__Aim__
Repeat every line below exactly as it reads.

__Listed entries__
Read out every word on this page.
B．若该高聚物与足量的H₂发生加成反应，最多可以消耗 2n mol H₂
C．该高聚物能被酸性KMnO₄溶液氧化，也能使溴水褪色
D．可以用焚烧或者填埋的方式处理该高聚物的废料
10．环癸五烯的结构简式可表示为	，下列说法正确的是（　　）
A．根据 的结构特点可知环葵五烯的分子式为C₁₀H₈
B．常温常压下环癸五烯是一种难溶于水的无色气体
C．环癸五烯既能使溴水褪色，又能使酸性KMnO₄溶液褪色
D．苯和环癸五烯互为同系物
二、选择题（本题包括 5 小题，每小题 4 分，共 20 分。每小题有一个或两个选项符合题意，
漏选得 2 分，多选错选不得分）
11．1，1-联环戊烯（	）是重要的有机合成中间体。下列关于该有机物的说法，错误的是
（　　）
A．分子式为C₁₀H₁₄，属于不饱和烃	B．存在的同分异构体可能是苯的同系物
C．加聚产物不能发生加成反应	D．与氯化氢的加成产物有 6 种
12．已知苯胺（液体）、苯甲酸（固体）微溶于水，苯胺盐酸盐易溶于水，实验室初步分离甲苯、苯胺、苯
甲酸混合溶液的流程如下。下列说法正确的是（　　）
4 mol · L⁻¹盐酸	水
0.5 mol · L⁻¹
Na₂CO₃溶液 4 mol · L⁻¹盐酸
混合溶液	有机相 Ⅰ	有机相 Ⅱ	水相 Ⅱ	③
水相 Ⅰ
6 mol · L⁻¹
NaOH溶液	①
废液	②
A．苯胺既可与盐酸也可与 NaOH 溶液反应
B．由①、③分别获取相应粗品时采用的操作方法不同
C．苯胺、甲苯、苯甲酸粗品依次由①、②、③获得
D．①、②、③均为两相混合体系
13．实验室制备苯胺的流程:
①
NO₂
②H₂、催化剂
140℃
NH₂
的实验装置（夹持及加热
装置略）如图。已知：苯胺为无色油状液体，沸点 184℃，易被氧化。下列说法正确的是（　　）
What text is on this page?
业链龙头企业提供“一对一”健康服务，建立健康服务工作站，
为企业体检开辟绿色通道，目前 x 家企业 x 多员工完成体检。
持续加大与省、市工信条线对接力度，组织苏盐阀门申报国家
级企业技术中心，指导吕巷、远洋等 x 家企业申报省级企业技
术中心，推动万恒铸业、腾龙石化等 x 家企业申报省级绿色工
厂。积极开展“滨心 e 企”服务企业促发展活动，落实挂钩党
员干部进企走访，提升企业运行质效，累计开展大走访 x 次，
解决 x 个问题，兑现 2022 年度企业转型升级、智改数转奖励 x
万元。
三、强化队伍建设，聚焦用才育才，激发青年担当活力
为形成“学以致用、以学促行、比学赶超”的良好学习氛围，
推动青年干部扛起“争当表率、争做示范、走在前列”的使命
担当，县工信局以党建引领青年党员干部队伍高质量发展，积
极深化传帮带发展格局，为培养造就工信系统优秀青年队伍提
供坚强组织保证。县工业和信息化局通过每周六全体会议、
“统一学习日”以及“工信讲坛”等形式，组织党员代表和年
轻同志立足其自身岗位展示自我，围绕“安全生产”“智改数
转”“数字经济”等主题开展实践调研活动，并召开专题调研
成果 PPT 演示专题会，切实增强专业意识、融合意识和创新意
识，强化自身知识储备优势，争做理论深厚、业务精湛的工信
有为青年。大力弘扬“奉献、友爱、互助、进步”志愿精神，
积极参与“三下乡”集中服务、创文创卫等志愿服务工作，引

__The output__
Read out every word on this page.
B．若该高聚物与足量的H₂发生加成反应，最多可以消耗 2n mol H₂
C．该高聚物能被酸性KMnO₄溶液氧化，也能使溴水褪色
D．可以用焚烧或者填埋的方式处理该高聚物的废料
10．环癸五烯的结构简式可表示为	，下列说法正确的是（　　）
A．根据 的结构特点可知环葵五烯的分子式为C₁₀H₈
B．常温常压下环癸五烯是一种难溶于水的无色气体
C．环癸五烯既能使溴水褪色，又能使酸性KMnO₄溶液褪色
D．苯和环癸五烯互为同系物
二、选择题（本题包括 5 小题，每小题 4 分，共 20 分。每小题有一个或两个选项符合题意，
漏选得 2 分，多选错选不得分）
11．1，1-联环戊烯（	）是重要的有机合成中间体。下列关于该有机物的说法，错误的是
（　　）
A．分子式为C₁₀H₁₄，属于不饱和烃	B．存在的同分异构体可能是苯的同系物
C．加聚产物不能发生加成反应	D．与氯化氢的加成产物有 6 种
12．已知苯胺（液体）、苯甲酸（固体）微溶于水，苯胺盐酸盐易溶于水，实验室初步分离甲苯、苯胺、苯
甲酸混合溶液的流程如下。下列说法正确的是（　　）
4 mol · L⁻¹盐酸	水
0.5 mol · L⁻¹
Na₂CO₃溶液 4 mol · L⁻¹盐酸
混合溶液	有机相 Ⅰ	有机相 Ⅱ	水相 Ⅱ	③
水相 Ⅰ
6 mol · L⁻¹
NaOH溶液	①
废液	②
A．苯胺既可与盐酸也可与 NaOH 溶液反应
B．由①、③分别获取相应粗品时采用的操作方法不同
C．苯胺、甲苯、苯甲酸粗品依次由①、②、③获得
D．①、②、③均为两相混合体系
13．实验室制备苯胺的流程:
①
NO₂
②H₂、催化剂
140℃
NH₂
的实验装置（夹持及加热
装置略）如图。已知：苯胺为无色油状液体，沸点 184℃，易被氧化。下列说法正确的是（　　）
What text is on this page?
业链龙头企业提供“一对一”健康服务，建立健康服务工作站，
为企业体检开辟绿色通道，目前 x 家企业 x 多员工完成体检。
持续加大与省、市工信条线对接力度，组织苏盐阀门申报国家
级企业技术中心，指导吕巷、远洋等 x 家企业申报省级企业技
术中心，推动万恒铸业、腾龙石化等 x 家企业申报省级绿色工
厂。积极开展“滨心 e 企”服务企业促发展活动，落实挂钩党
员干部进企走访，提升企业运行质效，累计开展大走访 x 次，
解决 x 个问题，兑现 2022 年度企业转型升级、智改数转奖励 x
万元。
三、强化队伍建设，聚焦用才育才，激发青年担当活力
为形成“学以致用、以学促行、比学赶超”的良好学习氛围，
推动青年干部扛起“争当表率、争做示范、走在前列”的使命
担当，县工信局以党建引领青年党员干部队伍高质量发展，积
极深化传帮带发展格局，为培养造就工信系统优秀青年队伍提
供坚强组织保证。县工业和信息化局通过每周六全体会议、
“统一学习日”以及“工信讲坛”等形式，组织党员代表和年
轻同志立足其自身岗位展示自我，围绕“安全生产”“智改数
转”“数字经济”等主题开展实践调研活动，并召开专题调研
成果 PPT 演示专题会，切实增强专业意识、融合意识和创新意
识，强化自身知识储备优势，争做理论深厚、业务精湛的工信
有为青年。大力弘扬“奉献、友爱、互助、进步”志愿精神，
积极参与“三下乡”集中服务、创文创卫等志愿服务工作，引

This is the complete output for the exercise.